Take each line containing "Inactive" and report it exactly as written.
━━ ENTRIES SHOWN
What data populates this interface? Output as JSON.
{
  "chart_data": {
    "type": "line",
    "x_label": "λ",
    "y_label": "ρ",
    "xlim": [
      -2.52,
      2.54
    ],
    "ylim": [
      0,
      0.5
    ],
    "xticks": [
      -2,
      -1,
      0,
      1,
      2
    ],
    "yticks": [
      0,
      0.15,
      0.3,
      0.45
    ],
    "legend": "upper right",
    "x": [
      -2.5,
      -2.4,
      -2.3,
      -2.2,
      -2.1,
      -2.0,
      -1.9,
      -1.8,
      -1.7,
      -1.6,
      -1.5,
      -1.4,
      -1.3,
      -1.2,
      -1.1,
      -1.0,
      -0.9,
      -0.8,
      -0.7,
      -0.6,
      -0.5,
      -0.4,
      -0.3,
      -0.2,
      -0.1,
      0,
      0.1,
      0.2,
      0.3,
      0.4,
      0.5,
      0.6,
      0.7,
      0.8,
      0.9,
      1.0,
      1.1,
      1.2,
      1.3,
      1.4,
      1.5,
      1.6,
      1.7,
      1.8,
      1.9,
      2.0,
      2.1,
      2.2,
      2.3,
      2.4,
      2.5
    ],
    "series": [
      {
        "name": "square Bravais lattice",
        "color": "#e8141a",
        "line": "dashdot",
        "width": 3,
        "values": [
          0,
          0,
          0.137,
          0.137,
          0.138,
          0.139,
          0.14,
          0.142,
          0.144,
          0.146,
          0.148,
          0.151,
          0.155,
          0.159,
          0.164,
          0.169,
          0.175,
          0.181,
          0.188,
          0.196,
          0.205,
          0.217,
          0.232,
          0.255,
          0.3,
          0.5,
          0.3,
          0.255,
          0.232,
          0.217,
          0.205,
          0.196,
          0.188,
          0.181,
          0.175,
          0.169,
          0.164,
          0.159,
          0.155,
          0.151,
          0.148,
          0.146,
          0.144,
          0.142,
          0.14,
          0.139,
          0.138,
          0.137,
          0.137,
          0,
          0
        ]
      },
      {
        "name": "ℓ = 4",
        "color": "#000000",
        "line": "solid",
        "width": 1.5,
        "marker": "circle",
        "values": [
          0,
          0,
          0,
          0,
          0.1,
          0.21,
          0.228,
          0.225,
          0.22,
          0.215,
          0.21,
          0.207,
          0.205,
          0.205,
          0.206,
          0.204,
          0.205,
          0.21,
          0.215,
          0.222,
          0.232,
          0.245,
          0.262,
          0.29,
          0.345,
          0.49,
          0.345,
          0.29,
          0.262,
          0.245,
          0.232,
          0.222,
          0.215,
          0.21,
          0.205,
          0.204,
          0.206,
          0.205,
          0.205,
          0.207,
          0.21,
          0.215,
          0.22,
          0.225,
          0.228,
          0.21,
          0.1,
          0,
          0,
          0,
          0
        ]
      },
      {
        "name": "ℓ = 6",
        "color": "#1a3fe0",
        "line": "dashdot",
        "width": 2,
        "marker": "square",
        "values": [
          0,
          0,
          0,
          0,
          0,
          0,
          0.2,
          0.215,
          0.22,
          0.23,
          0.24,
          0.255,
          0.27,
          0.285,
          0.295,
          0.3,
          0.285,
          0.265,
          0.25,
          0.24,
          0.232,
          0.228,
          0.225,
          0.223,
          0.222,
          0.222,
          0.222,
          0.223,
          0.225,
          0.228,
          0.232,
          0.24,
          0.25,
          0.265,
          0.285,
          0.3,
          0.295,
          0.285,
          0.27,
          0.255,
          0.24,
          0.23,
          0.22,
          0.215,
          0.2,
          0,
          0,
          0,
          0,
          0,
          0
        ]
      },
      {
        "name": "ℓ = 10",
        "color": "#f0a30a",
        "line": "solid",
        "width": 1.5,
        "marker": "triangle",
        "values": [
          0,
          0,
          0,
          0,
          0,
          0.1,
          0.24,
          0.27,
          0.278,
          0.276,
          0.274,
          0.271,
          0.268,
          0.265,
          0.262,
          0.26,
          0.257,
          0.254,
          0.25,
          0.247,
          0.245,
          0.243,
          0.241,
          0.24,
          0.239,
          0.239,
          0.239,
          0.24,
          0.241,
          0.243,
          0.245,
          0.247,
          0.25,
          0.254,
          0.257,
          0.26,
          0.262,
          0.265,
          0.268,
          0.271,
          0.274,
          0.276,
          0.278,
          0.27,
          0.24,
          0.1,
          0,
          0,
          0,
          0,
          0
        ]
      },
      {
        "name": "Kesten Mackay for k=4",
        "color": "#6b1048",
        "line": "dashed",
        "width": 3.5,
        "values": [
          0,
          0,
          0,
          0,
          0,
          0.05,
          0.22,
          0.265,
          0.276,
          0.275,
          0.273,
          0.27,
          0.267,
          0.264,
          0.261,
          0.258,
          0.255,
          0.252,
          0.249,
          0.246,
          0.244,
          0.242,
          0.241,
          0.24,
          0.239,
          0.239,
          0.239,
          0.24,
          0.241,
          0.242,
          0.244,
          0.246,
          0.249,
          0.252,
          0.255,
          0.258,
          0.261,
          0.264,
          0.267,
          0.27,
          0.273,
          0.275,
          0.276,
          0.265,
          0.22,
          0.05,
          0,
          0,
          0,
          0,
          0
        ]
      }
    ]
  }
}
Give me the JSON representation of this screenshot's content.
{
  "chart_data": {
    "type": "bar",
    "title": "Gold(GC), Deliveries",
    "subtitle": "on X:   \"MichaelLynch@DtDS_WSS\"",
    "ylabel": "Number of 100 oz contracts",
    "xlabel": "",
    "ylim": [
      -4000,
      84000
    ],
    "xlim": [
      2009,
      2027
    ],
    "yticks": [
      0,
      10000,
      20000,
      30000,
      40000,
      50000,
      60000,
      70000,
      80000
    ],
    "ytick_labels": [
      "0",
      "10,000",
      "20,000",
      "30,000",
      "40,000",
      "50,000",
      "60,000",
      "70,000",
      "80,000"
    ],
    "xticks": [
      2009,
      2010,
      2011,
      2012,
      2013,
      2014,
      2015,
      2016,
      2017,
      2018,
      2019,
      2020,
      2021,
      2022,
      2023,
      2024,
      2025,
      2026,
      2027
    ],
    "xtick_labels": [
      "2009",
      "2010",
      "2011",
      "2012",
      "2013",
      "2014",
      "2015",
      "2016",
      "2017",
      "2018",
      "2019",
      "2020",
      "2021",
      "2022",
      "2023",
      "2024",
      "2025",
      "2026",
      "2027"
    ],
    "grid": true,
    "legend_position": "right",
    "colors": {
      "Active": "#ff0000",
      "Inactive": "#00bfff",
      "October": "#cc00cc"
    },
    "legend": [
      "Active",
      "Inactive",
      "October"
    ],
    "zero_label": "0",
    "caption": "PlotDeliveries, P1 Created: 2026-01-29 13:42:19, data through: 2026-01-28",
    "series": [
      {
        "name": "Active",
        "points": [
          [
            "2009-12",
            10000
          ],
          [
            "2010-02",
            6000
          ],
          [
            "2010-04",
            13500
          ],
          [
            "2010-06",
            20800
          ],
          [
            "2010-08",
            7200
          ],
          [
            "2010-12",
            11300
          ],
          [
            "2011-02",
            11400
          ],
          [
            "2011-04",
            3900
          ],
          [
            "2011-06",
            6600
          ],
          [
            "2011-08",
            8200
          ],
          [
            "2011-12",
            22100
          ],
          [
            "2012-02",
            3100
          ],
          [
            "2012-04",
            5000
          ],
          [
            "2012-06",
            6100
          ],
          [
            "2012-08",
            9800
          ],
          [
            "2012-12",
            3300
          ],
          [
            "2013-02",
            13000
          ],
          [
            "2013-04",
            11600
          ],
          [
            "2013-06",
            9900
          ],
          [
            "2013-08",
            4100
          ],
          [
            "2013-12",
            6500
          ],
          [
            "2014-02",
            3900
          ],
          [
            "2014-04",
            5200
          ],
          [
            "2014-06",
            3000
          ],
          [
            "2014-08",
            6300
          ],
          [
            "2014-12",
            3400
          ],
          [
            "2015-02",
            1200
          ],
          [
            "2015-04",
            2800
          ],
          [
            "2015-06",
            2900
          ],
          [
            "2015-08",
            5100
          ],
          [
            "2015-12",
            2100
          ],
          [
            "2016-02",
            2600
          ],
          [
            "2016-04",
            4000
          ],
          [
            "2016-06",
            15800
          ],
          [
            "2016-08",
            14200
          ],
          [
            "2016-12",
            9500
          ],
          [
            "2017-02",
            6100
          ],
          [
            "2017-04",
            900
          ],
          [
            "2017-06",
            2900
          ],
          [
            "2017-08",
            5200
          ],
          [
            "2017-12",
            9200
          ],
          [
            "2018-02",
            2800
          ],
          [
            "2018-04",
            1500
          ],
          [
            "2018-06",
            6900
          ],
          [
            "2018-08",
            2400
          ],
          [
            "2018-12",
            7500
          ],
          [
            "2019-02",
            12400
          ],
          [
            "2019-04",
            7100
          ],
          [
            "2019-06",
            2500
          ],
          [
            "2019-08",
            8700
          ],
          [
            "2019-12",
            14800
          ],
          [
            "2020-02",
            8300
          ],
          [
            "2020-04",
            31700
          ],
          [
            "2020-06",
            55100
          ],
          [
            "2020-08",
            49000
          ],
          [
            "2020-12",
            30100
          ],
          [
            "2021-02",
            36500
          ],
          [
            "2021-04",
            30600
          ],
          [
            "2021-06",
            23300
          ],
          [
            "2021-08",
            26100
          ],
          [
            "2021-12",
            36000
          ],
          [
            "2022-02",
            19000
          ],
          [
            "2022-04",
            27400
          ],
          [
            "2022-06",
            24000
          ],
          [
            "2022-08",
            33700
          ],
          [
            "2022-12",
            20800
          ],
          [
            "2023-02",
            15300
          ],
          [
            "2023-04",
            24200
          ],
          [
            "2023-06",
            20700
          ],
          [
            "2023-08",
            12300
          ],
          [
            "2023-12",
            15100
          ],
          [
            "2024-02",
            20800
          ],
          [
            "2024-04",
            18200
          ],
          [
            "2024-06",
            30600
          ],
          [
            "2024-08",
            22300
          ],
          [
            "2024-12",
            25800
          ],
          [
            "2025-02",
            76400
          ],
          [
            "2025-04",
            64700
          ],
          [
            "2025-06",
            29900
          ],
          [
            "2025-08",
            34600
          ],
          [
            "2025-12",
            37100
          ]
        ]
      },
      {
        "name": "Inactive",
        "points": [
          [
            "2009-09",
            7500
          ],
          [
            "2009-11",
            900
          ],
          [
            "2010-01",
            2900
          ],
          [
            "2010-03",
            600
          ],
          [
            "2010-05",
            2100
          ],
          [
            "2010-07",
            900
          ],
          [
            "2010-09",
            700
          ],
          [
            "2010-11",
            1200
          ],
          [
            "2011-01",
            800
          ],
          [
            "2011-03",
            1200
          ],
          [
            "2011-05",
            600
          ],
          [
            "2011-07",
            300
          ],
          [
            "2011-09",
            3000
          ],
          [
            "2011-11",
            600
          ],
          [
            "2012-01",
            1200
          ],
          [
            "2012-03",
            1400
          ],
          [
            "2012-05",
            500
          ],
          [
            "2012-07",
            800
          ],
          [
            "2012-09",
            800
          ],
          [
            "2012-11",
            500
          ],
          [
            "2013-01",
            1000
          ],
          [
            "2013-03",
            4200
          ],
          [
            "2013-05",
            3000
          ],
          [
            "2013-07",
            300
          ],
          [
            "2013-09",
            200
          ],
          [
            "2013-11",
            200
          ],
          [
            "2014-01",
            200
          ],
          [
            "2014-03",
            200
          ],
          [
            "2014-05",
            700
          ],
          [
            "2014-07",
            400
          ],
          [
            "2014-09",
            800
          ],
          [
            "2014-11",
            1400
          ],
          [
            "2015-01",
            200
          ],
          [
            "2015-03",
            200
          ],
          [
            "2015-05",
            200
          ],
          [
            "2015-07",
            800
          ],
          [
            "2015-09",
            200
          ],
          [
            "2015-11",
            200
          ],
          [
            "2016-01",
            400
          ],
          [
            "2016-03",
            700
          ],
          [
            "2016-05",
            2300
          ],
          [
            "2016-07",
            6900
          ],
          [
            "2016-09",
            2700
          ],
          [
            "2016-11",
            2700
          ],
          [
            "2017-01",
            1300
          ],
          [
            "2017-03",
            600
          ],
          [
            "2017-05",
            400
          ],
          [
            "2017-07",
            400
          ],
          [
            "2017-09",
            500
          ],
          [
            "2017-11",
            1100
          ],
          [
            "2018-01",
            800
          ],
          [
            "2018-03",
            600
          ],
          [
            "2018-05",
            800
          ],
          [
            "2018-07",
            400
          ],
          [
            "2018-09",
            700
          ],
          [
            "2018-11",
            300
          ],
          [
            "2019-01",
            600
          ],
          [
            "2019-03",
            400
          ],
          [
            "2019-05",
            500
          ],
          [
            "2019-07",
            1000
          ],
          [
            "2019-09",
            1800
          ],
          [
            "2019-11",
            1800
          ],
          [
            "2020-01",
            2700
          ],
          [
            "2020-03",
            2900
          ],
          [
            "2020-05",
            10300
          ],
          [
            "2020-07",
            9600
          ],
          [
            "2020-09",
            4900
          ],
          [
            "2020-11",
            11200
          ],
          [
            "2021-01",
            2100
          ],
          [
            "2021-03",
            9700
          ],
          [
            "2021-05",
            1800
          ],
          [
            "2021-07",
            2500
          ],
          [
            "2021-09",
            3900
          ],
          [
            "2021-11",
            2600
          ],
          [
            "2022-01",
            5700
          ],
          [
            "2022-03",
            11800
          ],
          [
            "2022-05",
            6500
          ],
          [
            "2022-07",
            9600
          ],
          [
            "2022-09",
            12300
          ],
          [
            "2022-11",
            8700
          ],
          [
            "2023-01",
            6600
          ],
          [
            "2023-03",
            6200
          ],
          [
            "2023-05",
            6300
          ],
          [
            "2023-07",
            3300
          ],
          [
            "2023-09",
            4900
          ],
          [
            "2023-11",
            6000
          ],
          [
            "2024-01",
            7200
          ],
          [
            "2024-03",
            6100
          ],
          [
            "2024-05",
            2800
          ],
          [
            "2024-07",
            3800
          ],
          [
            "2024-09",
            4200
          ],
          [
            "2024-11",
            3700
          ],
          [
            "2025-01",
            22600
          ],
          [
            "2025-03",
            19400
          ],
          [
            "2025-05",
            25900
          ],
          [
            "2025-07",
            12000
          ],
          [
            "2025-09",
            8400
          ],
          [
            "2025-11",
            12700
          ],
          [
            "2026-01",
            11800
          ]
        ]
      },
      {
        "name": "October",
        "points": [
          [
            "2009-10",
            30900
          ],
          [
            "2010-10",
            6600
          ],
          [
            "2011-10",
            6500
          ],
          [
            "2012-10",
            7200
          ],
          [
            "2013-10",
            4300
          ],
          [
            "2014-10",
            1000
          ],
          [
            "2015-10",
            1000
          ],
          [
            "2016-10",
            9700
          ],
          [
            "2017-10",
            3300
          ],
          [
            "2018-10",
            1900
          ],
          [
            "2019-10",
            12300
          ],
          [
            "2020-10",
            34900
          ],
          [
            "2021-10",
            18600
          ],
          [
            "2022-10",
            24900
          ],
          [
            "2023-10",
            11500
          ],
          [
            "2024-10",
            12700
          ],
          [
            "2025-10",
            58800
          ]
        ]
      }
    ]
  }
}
━━━━
FULL SOLUTION:
      "Inactive": "#00bfff",
      "Inactive",
        "name": "Inactive",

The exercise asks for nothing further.